--- Start ---
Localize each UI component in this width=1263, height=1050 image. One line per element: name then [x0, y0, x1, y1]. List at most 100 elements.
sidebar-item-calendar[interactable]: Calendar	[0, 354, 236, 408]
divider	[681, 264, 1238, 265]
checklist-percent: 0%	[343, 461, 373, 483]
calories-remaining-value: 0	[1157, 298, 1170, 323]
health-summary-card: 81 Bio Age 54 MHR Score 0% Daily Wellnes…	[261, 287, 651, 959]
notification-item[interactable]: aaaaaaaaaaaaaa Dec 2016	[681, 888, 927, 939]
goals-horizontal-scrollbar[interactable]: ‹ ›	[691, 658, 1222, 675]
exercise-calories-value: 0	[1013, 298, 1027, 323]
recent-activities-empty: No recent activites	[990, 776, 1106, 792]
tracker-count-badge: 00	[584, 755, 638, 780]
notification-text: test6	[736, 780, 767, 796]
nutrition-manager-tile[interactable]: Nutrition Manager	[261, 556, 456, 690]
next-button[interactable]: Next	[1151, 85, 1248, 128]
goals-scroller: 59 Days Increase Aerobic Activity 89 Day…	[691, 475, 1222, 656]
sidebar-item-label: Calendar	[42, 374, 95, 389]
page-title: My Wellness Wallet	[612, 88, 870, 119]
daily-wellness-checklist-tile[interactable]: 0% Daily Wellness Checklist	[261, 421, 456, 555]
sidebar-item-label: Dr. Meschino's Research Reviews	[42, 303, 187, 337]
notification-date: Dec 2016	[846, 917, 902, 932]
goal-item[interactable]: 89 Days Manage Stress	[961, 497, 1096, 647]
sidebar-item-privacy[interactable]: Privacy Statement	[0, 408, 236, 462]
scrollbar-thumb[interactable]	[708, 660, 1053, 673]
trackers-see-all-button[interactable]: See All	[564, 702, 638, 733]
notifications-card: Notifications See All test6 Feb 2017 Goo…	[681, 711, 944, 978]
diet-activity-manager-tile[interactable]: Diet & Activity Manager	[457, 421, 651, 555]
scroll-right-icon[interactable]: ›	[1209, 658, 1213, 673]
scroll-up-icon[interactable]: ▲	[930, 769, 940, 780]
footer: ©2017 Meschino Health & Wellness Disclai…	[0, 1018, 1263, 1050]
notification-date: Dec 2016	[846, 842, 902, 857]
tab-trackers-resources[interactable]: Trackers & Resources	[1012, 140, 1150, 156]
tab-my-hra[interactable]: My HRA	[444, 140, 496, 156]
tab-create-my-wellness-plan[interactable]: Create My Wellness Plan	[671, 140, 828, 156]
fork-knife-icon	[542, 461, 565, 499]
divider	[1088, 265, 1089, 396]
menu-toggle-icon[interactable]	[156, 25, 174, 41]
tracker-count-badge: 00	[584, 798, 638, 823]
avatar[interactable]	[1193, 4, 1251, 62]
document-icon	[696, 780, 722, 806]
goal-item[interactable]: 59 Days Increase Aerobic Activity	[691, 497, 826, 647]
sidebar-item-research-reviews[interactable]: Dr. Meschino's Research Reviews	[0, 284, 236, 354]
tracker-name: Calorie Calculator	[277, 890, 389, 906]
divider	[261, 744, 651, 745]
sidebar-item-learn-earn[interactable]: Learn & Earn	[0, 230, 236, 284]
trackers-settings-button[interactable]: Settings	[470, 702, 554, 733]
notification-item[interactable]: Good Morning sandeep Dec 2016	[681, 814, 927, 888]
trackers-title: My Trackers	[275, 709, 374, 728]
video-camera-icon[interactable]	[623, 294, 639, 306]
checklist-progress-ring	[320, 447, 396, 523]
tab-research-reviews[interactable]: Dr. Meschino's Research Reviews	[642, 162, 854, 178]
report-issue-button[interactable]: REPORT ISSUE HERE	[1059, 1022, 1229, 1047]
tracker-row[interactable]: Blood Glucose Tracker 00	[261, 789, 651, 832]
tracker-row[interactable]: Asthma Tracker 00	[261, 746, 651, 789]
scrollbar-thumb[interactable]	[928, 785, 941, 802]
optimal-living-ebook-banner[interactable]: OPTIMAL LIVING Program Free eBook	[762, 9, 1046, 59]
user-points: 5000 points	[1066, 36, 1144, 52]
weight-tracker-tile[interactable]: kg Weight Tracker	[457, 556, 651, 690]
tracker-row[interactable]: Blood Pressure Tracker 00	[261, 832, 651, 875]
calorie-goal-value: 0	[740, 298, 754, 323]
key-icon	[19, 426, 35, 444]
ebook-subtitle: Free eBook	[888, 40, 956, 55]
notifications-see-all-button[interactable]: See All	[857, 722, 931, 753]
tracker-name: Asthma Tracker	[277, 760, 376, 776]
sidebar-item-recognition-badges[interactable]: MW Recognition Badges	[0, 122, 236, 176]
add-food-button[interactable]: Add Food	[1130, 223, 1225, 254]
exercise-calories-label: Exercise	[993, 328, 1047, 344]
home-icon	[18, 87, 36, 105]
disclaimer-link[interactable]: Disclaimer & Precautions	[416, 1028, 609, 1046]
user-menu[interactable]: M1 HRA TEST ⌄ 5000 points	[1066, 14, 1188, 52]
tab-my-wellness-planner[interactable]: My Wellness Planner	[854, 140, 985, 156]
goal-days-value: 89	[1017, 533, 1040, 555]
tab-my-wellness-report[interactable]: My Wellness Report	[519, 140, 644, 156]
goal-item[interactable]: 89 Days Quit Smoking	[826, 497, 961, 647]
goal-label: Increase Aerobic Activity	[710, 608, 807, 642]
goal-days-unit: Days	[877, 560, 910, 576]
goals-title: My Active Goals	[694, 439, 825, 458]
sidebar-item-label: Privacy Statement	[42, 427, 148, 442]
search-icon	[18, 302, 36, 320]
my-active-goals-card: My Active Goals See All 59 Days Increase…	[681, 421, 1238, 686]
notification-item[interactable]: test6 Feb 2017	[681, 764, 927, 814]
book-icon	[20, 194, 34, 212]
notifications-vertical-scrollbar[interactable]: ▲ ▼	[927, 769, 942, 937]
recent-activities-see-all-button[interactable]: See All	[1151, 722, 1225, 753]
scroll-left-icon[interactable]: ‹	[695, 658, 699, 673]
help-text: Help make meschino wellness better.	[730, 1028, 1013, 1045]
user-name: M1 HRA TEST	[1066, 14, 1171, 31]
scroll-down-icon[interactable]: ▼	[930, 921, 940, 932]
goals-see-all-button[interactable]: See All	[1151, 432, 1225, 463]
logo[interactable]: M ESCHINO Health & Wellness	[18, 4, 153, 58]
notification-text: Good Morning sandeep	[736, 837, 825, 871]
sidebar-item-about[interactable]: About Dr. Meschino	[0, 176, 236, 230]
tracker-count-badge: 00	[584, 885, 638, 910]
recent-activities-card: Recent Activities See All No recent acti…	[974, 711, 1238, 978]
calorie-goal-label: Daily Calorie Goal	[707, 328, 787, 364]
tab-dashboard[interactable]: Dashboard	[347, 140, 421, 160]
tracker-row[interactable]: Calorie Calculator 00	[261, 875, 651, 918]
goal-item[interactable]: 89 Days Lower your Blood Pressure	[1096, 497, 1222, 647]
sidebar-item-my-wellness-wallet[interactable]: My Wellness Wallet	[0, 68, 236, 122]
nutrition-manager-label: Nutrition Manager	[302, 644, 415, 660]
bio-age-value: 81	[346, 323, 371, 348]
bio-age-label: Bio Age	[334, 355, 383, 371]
--- End ---
### Requirements:
Write out the lines above word for word, beginning with the first one and stopping after the line that has "842, 902, 857]".

### Correct answer:
Localize each UI component in this width=1263, height=1050 image. One line per element: name then [x0, y0, x1, y1]. List at most 100 elements.
sidebar-item-calendar[interactable]: Calendar	[0, 354, 236, 408]
divider	[681, 264, 1238, 265]
checklist-percent: 0%	[343, 461, 373, 483]
calories-remaining-value: 0	[1157, 298, 1170, 323]
health-summary-card: 81 Bio Age 54 MHR Score 0% Daily Wellnes…	[261, 287, 651, 959]
notification-item[interactable]: aaaaaaaaaaaaaa Dec 2016	[681, 888, 927, 939]
goals-horizontal-scrollbar[interactable]: ‹ ›	[691, 658, 1222, 675]
exercise-calories-value: 0	[1013, 298, 1027, 323]
recent-activities-empty: No recent activites	[990, 776, 1106, 792]
tracker-count-badge: 00	[584, 755, 638, 780]
notification-text: test6	[736, 780, 767, 796]
nutrition-manager-tile[interactable]: Nutrition Manager	[261, 556, 456, 690]
next-button[interactable]: Next	[1151, 85, 1248, 128]
goals-scroller: 59 Days Increase Aerobic Activity 89 Day…	[691, 475, 1222, 656]
sidebar-item-label: Calendar	[42, 374, 95, 389]
page-title: My Wellness Wallet	[612, 88, 870, 119]
daily-wellness-checklist-tile[interactable]: 0% Daily Wellness Checklist	[261, 421, 456, 555]
sidebar-item-label: Dr. Meschino's Research Reviews	[42, 303, 187, 337]
notification-date: Dec 2016	[846, 917, 902, 932]
goal-item[interactable]: 89 Days Manage Stress	[961, 497, 1096, 647]
sidebar-item-privacy[interactable]: Privacy Statement	[0, 408, 236, 462]
scrollbar-thumb[interactable]	[708, 660, 1053, 673]
trackers-see-all-button[interactable]: See All	[564, 702, 638, 733]
notifications-card: Notifications See All test6 Feb 2017 Goo…	[681, 711, 944, 978]
diet-activity-manager-tile[interactable]: Diet & Activity Manager	[457, 421, 651, 555]
scroll-right-icon[interactable]: ›	[1209, 658, 1213, 673]
scroll-up-icon[interactable]: ▲	[930, 769, 940, 780]
footer: ©2017 Meschino Health & Wellness Disclai…	[0, 1018, 1263, 1050]
notification-date: Dec 2016	[846, 842, 902, 857]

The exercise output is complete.